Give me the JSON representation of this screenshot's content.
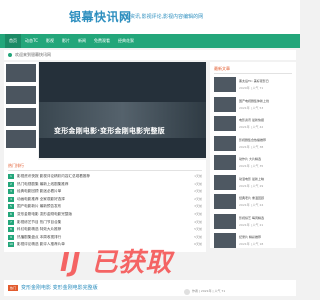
{
  "header": {
    "site_title": "银幕快讯网",
    "tagline": "影视资讯,影视评论,影视内容编辑的网"
  },
  "nav": {
    "items": [
      {
        "label": "首页"
      },
      {
        "label": "动态TC"
      },
      {
        "label": "影视"
      },
      {
        "label": "影片"
      },
      {
        "label": "新闻"
      },
      {
        "label": "免费观看"
      },
      {
        "label": "经典花絮"
      }
    ]
  },
  "notice": {
    "text": "欢迎来到银幕快讯网"
  },
  "banner": {
    "caption": "变形金刚电影·变形金刚电影完整版"
  },
  "sidebar": {
    "title": "最新文章",
    "items": [
      {
        "title": "黑太后TC: 美好观影日",
        "meta": "2020年 | 人气 71"
      },
      {
        "title": "国产电视剧集体新上线",
        "meta": "2021年 | 人气 53"
      },
      {
        "title": "电影资讯 最新快报",
        "meta": "2021年 | 人气 42"
      },
      {
        "title": "影视剧集合热播推荐",
        "meta": "2021年 | 人气 38"
      },
      {
        "title": "动作片 大片精选",
        "meta": "2021年 | 人气 35"
      },
      {
        "title": "动漫电影 最新上映",
        "meta": "2021年 | 人气 29"
      },
      {
        "title": "经典老片 重温回顾",
        "meta": "2021年 | 人气 24"
      },
      {
        "title": "影视综艺 每周精选",
        "meta": "2021年 | 人气 21"
      },
      {
        "title": "纪录片 精彩推荐",
        "meta": "2021年 | 人气 18"
      }
    ]
  },
  "list": {
    "title": "热门排行",
    "rows": [
      {
        "num": "1",
        "title": "影视资讯快报 影视评论精彩内容汇总观看推荐",
        "date": "1天前"
      },
      {
        "num": "2",
        "title": "热门电视剧集 最新上线剧集推荐",
        "date": "1天前"
      },
      {
        "num": "3",
        "title": "经典电影回顾 影迷必看片单",
        "date": "2天前"
      },
      {
        "num": "4",
        "title": "动画电影推荐 全家观影好选择",
        "date": "2天前"
      },
      {
        "num": "5",
        "title": "国产电影新片 最新预告发布",
        "date": "3天前"
      },
      {
        "num": "6",
        "title": "变形金刚电影 变形金刚电影完整版",
        "date": "3天前"
      },
      {
        "num": "7",
        "title": "影视综艺节目 热门节目合集",
        "date": "4天前"
      },
      {
        "num": "8",
        "title": "科幻电影精选 特效大片推荐",
        "date": "5天前"
      },
      {
        "num": "9",
        "title": "热播剧集盘点 本周收视排行",
        "date": "5天前"
      },
      {
        "num": "10",
        "title": "影视评论精选 影评人推荐片单",
        "date": "6天前"
      }
    ]
  },
  "watermark": {
    "text": "IJ 已获取"
  },
  "footer": {
    "tag": "热门",
    "title": "变形金刚电影 变形金刚电影完整版",
    "meta": "作者 | 2021年 | 人气 71"
  },
  "colors": {
    "nav_green": "#23a67a",
    "brand_blue": "#2e8fbf",
    "accent_orange": "#e25b2e"
  }
}
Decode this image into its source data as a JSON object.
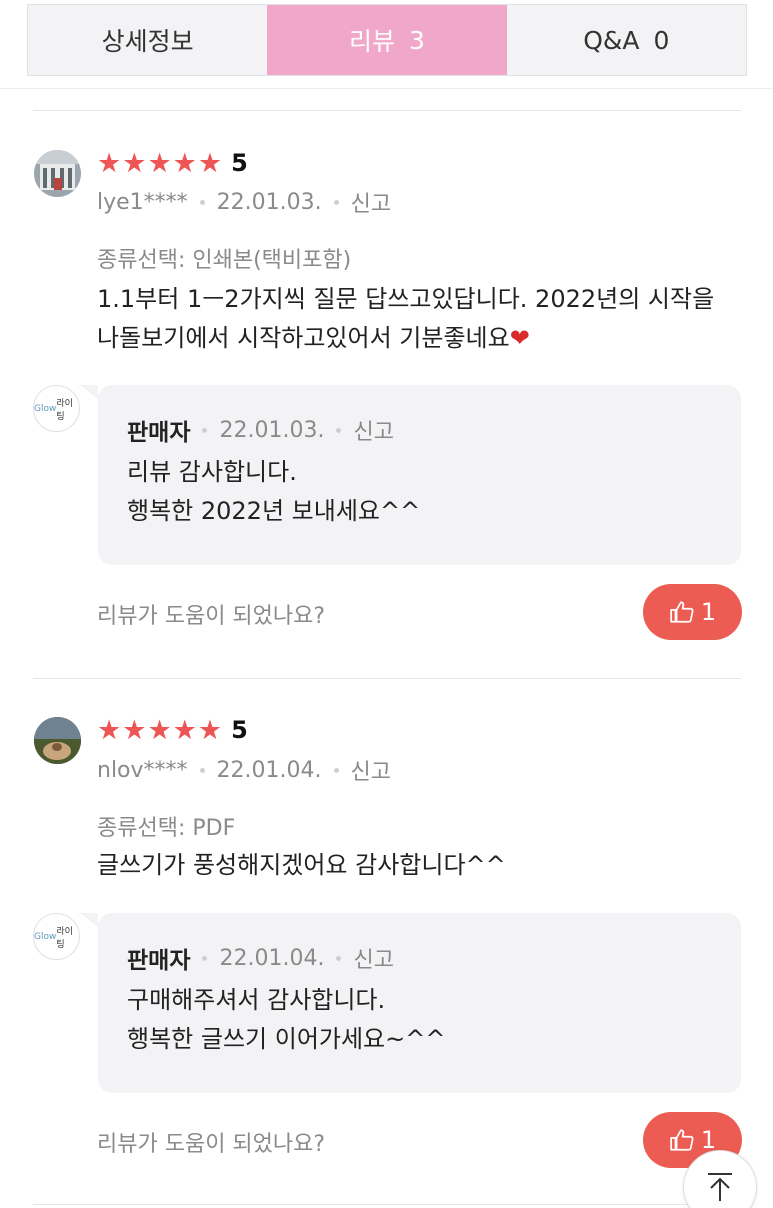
{
  "tabs": [
    {
      "label": "상세정보",
      "count": ""
    },
    {
      "label": "리뷰",
      "count": "3"
    },
    {
      "label": "Q&A",
      "count": "0"
    }
  ],
  "active_tab": 1,
  "reviews": [
    {
      "rating": 5,
      "score_label": "5",
      "user": "lye1****",
      "date": "22.01.03.",
      "report": "신고",
      "option": "종류선택: 인쇄본(택비포함)",
      "body": "1.1부터 1ㅡ2가지씩 질문 답쓰고있답니다. 2022년의 시작을 나돌보기에서 시작하고있어서 기분좋네요",
      "body_icon": "heart-emoji",
      "reply": {
        "author": "판매자",
        "date": "22.01.03.",
        "report": "신고",
        "lines": [
          "리뷰 감사합니다.",
          "행복한 2022년 보내세요^^"
        ]
      },
      "helpful_prompt": "리뷰가 도움이 되었나요?",
      "likes": "1"
    },
    {
      "rating": 5,
      "score_label": "5",
      "user": "nlov****",
      "date": "22.01.04.",
      "report": "신고",
      "option": "종류선택: PDF",
      "body": "글쓰기가 풍성해지겠어요 감사합니다^^",
      "reply": {
        "author": "판매자",
        "date": "22.01.04.",
        "report": "신고",
        "lines": [
          "구매해주셔서 감사합니다.",
          "행복한 글쓰기 이어가세요~^^"
        ]
      },
      "helpful_prompt": "리뷰가 도움이 되었나요?",
      "likes": "1"
    }
  ],
  "seller_logo": {
    "brand": "Glow",
    "suffix": "라이팅"
  },
  "colors": {
    "accent_pink": "#f1a7c9",
    "star_red": "#ee5656",
    "like_red": "#ec5c52"
  },
  "icons": {
    "like": "thumbs-up-icon",
    "scroll_top": "arrow-up-icon",
    "star": "star-icon"
  }
}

- Task requirements -
How many lines in the records above contain the word "감사합니다"? Reply with the number alone.

- Correct result -
3